* DATA EXCERPTS *

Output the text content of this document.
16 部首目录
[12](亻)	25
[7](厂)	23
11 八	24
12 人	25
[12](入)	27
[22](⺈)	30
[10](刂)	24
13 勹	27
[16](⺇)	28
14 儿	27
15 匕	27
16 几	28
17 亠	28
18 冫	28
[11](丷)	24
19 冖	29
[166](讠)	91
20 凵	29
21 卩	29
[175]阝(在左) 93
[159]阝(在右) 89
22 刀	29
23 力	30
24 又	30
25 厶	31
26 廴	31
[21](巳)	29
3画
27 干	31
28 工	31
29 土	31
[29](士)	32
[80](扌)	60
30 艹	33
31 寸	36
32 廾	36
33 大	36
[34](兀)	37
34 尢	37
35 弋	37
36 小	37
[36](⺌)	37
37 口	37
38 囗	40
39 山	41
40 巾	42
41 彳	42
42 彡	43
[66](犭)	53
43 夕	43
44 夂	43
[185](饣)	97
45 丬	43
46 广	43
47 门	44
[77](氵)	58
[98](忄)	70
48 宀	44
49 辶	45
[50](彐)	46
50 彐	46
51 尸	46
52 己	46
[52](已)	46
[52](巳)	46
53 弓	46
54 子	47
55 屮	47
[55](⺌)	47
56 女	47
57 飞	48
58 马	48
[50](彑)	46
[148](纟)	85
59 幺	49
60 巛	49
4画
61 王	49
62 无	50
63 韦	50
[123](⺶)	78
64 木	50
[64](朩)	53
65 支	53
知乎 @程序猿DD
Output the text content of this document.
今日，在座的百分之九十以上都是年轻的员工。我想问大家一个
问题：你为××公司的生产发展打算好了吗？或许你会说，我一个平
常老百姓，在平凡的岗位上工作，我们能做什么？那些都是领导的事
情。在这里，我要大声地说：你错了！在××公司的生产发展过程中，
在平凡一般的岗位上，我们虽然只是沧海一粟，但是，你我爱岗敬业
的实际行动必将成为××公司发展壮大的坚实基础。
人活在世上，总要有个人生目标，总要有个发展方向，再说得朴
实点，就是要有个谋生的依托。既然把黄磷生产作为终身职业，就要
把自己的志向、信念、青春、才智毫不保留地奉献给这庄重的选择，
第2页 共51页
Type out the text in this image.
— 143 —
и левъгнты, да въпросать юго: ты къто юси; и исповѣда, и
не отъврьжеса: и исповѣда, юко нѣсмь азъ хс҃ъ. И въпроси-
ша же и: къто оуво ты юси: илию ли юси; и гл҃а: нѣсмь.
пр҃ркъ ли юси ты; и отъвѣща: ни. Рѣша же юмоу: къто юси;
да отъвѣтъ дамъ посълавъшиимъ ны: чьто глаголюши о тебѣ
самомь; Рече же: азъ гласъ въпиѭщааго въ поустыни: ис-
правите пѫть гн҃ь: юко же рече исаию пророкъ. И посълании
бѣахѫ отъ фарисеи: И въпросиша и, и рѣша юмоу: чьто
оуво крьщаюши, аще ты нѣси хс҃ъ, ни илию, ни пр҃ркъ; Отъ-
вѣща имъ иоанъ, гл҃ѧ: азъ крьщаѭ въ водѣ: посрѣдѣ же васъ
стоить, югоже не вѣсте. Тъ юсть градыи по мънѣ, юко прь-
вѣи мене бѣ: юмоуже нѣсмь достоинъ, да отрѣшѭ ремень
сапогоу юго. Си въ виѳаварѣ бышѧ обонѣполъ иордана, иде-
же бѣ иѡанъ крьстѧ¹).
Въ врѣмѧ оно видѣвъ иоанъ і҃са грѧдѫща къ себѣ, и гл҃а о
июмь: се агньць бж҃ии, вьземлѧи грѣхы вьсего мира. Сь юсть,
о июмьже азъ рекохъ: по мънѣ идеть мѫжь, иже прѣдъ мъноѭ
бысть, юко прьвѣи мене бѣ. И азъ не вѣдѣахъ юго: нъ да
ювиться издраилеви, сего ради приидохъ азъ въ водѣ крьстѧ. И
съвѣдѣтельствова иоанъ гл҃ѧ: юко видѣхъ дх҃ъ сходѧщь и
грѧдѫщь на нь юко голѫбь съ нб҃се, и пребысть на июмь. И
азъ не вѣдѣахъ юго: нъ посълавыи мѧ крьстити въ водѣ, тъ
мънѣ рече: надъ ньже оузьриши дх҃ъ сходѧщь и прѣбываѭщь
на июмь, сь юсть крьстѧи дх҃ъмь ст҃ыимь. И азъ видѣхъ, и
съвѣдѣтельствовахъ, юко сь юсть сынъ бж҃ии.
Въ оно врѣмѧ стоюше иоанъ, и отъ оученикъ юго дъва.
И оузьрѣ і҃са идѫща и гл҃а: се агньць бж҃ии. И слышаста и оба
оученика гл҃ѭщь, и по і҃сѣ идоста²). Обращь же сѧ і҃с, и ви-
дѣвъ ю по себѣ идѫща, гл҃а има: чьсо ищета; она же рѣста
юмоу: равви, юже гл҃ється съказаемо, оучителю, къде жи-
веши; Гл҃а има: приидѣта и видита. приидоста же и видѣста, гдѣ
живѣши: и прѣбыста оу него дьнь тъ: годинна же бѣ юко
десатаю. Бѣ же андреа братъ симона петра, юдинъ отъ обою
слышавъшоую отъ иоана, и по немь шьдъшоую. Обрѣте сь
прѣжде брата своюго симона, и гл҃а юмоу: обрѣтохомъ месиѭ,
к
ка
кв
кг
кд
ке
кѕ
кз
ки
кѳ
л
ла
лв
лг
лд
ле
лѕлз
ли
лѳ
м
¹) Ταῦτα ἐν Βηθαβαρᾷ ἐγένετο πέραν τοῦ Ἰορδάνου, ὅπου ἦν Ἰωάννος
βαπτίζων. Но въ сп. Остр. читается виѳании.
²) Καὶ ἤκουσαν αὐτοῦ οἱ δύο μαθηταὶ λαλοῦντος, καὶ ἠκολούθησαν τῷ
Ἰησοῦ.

* WHAT YOU NEED TO DO *
Restate the listing above word for word.

* TASK OUTPUT *
Output the text content of this document.
16 部首目录
[12](亻)	25
[7](厂)	23
11 八	24
12 人	25
[12](入)	27
[22](⺈)	30
[10](刂)	24
13 勹	27
[16](⺇)	28
14 儿	27
15 匕	27
16 几	28
17 亠	28
18 冫	28
[11](丷)	24
19 冖	29
[166](讠)	91
20 凵	29
21 卩	29
[175]阝(在左) 93
[159]阝(在右) 89
22 刀	29
23 力	30
24 又	30
25 厶	31
26 廴	31
[21](巳)	29
3画
27 干	31
28 工	31
29 土	31
[29](士)	32
[80](扌)	60
30 艹	33
31 寸	36
32 廾	36
33 大	36
[34](兀)	37
34 尢	37
35 弋	37
36 小	37
[36](⺌)	37
37 口	37
38 囗	40
39 山	41
40 巾	42
41 彳	42
42 彡	43
[66](犭)	53
43 夕	43
44 夂	43
[185](饣)	97
45 丬	43
46 广	43
47 门	44
[77](氵)	58
[98](忄)	70
48 宀	44
49 辶	45
[50](彐)	46
50 彐	46
51 尸	46
52 己	46
[52](已)	46
[52](巳)	46
53 弓	46
54 子	47
55 屮	47
[55](⺌)	47
56 女	47
57 飞	48
58 马	48
[50](彑)	46
[148](纟)	85
59 幺	49
60 巛	49
4画
61 王	49
62 无	50
63 韦	50
[123](⺶)	78
64 木	50
[64](朩)	53
65 支	53
知乎 @程序猿DD
Output the text content of this document.
今日，在座的百分之九十以上都是年轻的员工。我想问大家一个
问题：你为××公司的生产发展打算好了吗？或许你会说，我一个平
常老百姓，在平凡的岗位上工作，我们能做什么？那些都是领导的事
情。在这里，我要大声地说：你错了！在××公司的生产发展过程中，
在平凡一般的岗位上，我们虽然只是沧海一粟，但是，你我爱岗敬业
的实际行动必将成为××公司发展壮大的坚实基础。
人活在世上，总要有个人生目标，总要有个发展方向，再说得朴
实点，就是要有个谋生的依托。既然把黄磷生产作为终身职业，就要
把自己的志向、信念、青春、才智毫不保留地奉献给这庄重的选择，
第2页 共51页
Type out the text in this image.
— 143 —
и левъгнты, да въпросать юго: ты къто юси; и исповѣда, и
не отъврьжеса: и исповѣда, юко нѣсмь азъ хс҃ъ. И въпроси-
ша же и: къто оуво ты юси: илию ли юси; и гл҃а: нѣсмь.
пр҃ркъ ли юси ты; и отъвѣща: ни. Рѣша же юмоу: къто юси;
да отъвѣтъ дамъ посълавъшиимъ ны: чьто глаголюши о тебѣ
самомь; Рече же: азъ гласъ въпиѭщааго въ поустыни: ис-
правите пѫть гн҃ь: юко же рече исаию пророкъ. И посълании
бѣахѫ отъ фарисеи: И въпросиша и, и рѣша юмоу: чьто
оуво крьщаюши, аще ты нѣси хс҃ъ, ни илию, ни пр҃ркъ; Отъ-
вѣща имъ иоанъ, гл҃ѧ: азъ крьщаѭ въ водѣ: посрѣдѣ же васъ
стоить, югоже не вѣсте. Тъ юсть градыи по мънѣ, юко прь-
вѣи мене бѣ: юмоуже нѣсмь достоинъ, да отрѣшѭ ремень
сапогоу юго. Си въ виѳаварѣ бышѧ обонѣполъ иордана, иде-
же бѣ иѡанъ крьстѧ¹).
Въ врѣмѧ оно видѣвъ иоанъ і҃са грѧдѫща къ себѣ, и гл҃а о
июмь: се агньць бж҃ии, вьземлѧи грѣхы вьсего мира. Сь юсть,
о июмьже азъ рекохъ: по мънѣ идеть мѫжь, иже прѣдъ мъноѭ
бысть, юко прьвѣи мене бѣ. И азъ не вѣдѣахъ юго: нъ да
ювиться издраилеви, сего ради приидохъ азъ въ водѣ крьстѧ. И
съвѣдѣтельствова иоанъ гл҃ѧ: юко видѣхъ дх҃ъ сходѧщь и
грѧдѫщь на нь юко голѫбь съ нб҃се, и пребысть на июмь. И
азъ не вѣдѣахъ юго: нъ посълавыи мѧ крьстити въ водѣ, тъ
мънѣ рече: надъ ньже оузьриши дх҃ъ сходѧщь и прѣбываѭщь
на июмь, сь юсть крьстѧи дх҃ъмь ст҃ыимь. И азъ видѣхъ, и
съвѣдѣтельствовахъ, юко сь юсть сынъ бж҃ии.
Въ оно врѣмѧ стоюше иоанъ, и отъ оученикъ юго дъва.
И оузьрѣ і҃са идѫща и гл҃а: се агньць бж҃ии. И слышаста и оба
оученика гл҃ѭщь, и по і҃сѣ идоста²). Обращь же сѧ і҃с, и ви-
дѣвъ ю по себѣ идѫща, гл҃а има: чьсо ищета; она же рѣста
юмоу: равви, юже гл҃ється съказаемо, оучителю, къде жи-
веши; Гл҃а има: приидѣта и видита. приидоста же и видѣста, гдѣ
живѣши: и прѣбыста оу него дьнь тъ: годинна же бѣ юко
десатаю. Бѣ же андреа братъ симона петра, юдинъ отъ обою
слышавъшоую отъ иоана, и по немь шьдъшоую. Обрѣте сь
прѣжде брата своюго симона, и гл҃а юмоу: обрѣтохомъ месиѭ,
к
ка
кв
кг
кд
ке
кѕ
кз
ки
кѳ
л
ла
лв
лг
лд
ле
лѕлз
ли
лѳ
м
¹) Ταῦτα ἐν Βηθαβαρᾷ ἐγένετο πέραν τοῦ Ἰορδάνου, ὅπου ἦν Ἰωάννος
βαπτίζων. Но въ сп. Остр. читается виѳании.
²) Καὶ ἤκουσαν αὐτοῦ οἱ δύο μαθηταὶ λαλοῦντος, καὶ ἠκολούθησαν τῷ
Ἰησοῦ.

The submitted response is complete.